▸ **TASK REQUIREMENTS**:
Transcribe all the records with complete accuracy.

Data records
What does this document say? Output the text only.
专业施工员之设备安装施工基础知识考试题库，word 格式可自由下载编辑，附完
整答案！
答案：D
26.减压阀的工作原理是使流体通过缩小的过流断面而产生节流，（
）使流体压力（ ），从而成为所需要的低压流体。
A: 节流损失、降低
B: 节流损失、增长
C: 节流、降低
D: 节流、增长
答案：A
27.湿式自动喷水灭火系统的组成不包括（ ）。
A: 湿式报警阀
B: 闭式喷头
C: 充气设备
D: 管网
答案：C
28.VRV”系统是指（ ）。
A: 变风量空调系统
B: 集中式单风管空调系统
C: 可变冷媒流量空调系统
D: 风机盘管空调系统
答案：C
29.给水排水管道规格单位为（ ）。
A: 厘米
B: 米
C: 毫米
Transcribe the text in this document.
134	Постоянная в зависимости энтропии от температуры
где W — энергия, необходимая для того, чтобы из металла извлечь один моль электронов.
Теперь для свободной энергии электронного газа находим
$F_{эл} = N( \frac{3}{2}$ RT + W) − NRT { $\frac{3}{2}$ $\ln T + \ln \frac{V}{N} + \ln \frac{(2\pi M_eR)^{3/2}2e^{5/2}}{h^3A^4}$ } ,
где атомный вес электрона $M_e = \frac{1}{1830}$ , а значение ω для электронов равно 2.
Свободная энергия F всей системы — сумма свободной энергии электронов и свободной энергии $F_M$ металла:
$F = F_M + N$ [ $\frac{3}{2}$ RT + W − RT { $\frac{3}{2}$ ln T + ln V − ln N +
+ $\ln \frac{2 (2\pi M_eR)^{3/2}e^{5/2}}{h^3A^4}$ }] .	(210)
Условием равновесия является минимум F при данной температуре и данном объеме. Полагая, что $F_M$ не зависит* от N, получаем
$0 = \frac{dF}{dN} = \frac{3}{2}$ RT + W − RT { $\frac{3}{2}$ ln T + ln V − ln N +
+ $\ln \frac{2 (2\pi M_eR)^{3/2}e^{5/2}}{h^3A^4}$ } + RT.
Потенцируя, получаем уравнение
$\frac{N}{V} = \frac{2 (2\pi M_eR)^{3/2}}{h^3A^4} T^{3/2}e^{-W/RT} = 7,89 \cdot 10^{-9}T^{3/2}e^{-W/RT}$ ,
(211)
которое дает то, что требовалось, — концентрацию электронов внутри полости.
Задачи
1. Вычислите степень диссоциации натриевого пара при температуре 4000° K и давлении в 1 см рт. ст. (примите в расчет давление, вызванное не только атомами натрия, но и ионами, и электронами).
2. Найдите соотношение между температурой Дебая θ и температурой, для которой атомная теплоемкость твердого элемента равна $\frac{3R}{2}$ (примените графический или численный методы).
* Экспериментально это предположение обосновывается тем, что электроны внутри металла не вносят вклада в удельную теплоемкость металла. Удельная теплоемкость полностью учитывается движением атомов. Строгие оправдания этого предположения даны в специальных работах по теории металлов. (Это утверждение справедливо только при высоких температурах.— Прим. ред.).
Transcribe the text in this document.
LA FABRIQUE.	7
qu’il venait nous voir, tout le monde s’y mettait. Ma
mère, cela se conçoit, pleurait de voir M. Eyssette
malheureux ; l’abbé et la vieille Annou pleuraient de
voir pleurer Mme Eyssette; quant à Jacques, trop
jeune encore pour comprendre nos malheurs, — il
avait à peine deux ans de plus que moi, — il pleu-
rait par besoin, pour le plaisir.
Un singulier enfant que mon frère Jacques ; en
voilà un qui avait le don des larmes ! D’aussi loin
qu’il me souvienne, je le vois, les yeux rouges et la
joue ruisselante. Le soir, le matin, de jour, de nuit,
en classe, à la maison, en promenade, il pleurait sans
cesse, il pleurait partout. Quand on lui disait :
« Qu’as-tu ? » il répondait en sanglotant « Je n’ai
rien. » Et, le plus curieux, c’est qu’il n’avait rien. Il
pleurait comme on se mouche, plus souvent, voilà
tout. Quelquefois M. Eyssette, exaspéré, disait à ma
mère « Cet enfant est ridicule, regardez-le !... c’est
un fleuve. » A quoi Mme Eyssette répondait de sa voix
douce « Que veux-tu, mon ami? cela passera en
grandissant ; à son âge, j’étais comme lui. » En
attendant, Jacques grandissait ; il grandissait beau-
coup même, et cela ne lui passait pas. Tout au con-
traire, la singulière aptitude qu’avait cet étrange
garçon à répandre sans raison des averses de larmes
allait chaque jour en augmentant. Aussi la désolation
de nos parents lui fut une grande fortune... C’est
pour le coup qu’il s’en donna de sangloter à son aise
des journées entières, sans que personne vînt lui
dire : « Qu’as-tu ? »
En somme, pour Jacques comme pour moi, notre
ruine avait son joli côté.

▸ **CORRECT RESULT**:
What does this document say? Output the text only.
专业施工员之设备安装施工基础知识考试题库，word 格式可自由下载编辑，附完
整答案！
答案：D
26.减压阀的工作原理是使流体通过缩小的过流断面而产生节流，（
）使流体压力（ ），从而成为所需要的低压流体。
A: 节流损失、降低
B: 节流损失、增长
C: 节流、降低
D: 节流、增长
答案：A
27.湿式自动喷水灭火系统的组成不包括（ ）。
A: 湿式报警阀
B: 闭式喷头
C: 充气设备
D: 管网
答案：C
28.VRV”系统是指（ ）。
A: 变风量空调系统
B: 集中式单风管空调系统
C: 可变冷媒流量空调系统
D: 风机盘管空调系统
答案：C
29.给水排水管道规格单位为（ ）。
A: 厘米
B: 米
C: 毫米
Transcribe the text in this document.
134	Постоянная в зависимости энтропии от температуры
где W — энергия, необходимая для того, чтобы из металла извлечь один моль электронов.
Теперь для свободной энергии электронного газа находим
$F_{эл} = N( \frac{3}{2}$ RT + W) − NRT { $\frac{3}{2}$ $\ln T + \ln \frac{V}{N} + \ln \frac{(2\pi M_eR)^{3/2}2e^{5/2}}{h^3A^4}$ } ,
где атомный вес электрона $M_e = \frac{1}{1830}$ , а значение ω для электронов равно 2.
Свободная энергия F всей системы — сумма свободной энергии электронов и свободной энергии $F_M$ металла:
$F = F_M + N$ [ $\frac{3}{2}$ RT + W − RT { $\frac{3}{2}$ ln T + ln V − ln N +
+ $\ln \frac{2 (2\pi M_eR)^{3/2}e^{5/2}}{h^3A^4}$ }] .	(210)
Условием равновесия является минимум F при данной температуре и данном объеме. Полагая, что $F_M$ не зависит* от N, получаем
$0 = \frac{dF}{dN} = \frac{3}{2}$ RT + W − RT { $\frac{3}{2}$ ln T + ln V − ln N +
+ $\ln \frac{2 (2\pi M_eR)^{3/2}e^{5/2}}{h^3A^4}$ } + RT.
Потенцируя, получаем уравнение
$\frac{N}{V} = \frac{2 (2\pi M_eR)^{3/2}}{h^3A^4} T^{3/2}e^{-W/RT} = 7,89 \cdot 10^{-9}T^{3/2}e^{-W/RT}$ ,
(211)
которое дает то, что требовалось, — концентрацию электронов внутри полости.
Задачи
1. Вычислите степень диссоциации натриевого пара при температуре 4000° K и давлении в 1 см рт. ст. (примите в расчет давление, вызванное не только атомами натрия, но и ионами, и электронами).
2. Найдите соотношение между температурой Дебая θ и температурой, для которой атомная теплоемкость твердого элемента равна $\frac{3R}{2}$ (примените графический или численный методы).
* Экспериментально это предположение обосновывается тем, что электроны внутри металла не вносят вклада в удельную теплоемкость металла. Удельная теплоемкость полностью учитывается движением атомов. Строгие оправдания этого предположения даны в специальных работах по теории металлов. (Это утверждение справедливо только при высоких температурах.— Прим. ред.).
Transcribe the text in this document.
LA FABRIQUE.	7
qu’il venait nous voir, tout le monde s’y mettait. Ma
mère, cela se conçoit, pleurait de voir M. Eyssette
malheureux ; l’abbé et la vieille Annou pleuraient de
voir pleurer Mme Eyssette; quant à Jacques, trop
jeune encore pour comprendre nos malheurs, — il
avait à peine deux ans de plus que moi, — il pleu-
rait par besoin, pour le plaisir.
Un singulier enfant que mon frère Jacques ; en
voilà un qui avait le don des larmes ! D’aussi loin
qu’il me souvienne, je le vois, les yeux rouges et la
joue ruisselante. Le soir, le matin, de jour, de nuit,
en classe, à la maison, en promenade, il pleurait sans
cesse, il pleurait partout. Quand on lui disait :
« Qu’as-tu ? » il répondait en sanglotant « Je n’ai
rien. » Et, le plus curieux, c’est qu’il n’avait rien. Il
pleurait comme on se mouche, plus souvent, voilà
tout. Quelquefois M. Eyssette, exaspéré, disait à ma
mère « Cet enfant est ridicule, regardez-le !... c’est
un fleuve. » A quoi Mme Eyssette répondait de sa voix
douce « Que veux-tu, mon ami? cela passera en
grandissant ; à son âge, j’étais comme lui. » En
attendant, Jacques grandissait ; il grandissait beau-
coup même, et cela ne lui passait pas. Tout au con-
traire, la singulière aptitude qu’avait cet étrange
garçon à répandre sans raison des averses de larmes
allait chaque jour en augmentant. Aussi la désolation
de nos parents lui fut une grande fortune... C’est
pour le coup qu’il s’en donna de sangloter à son aise
des journées entières, sans que personne vînt lui
dire : « Qu’as-tu ? »
En somme, pour Jacques comme pour moi, notre
ruine avait son joli côté.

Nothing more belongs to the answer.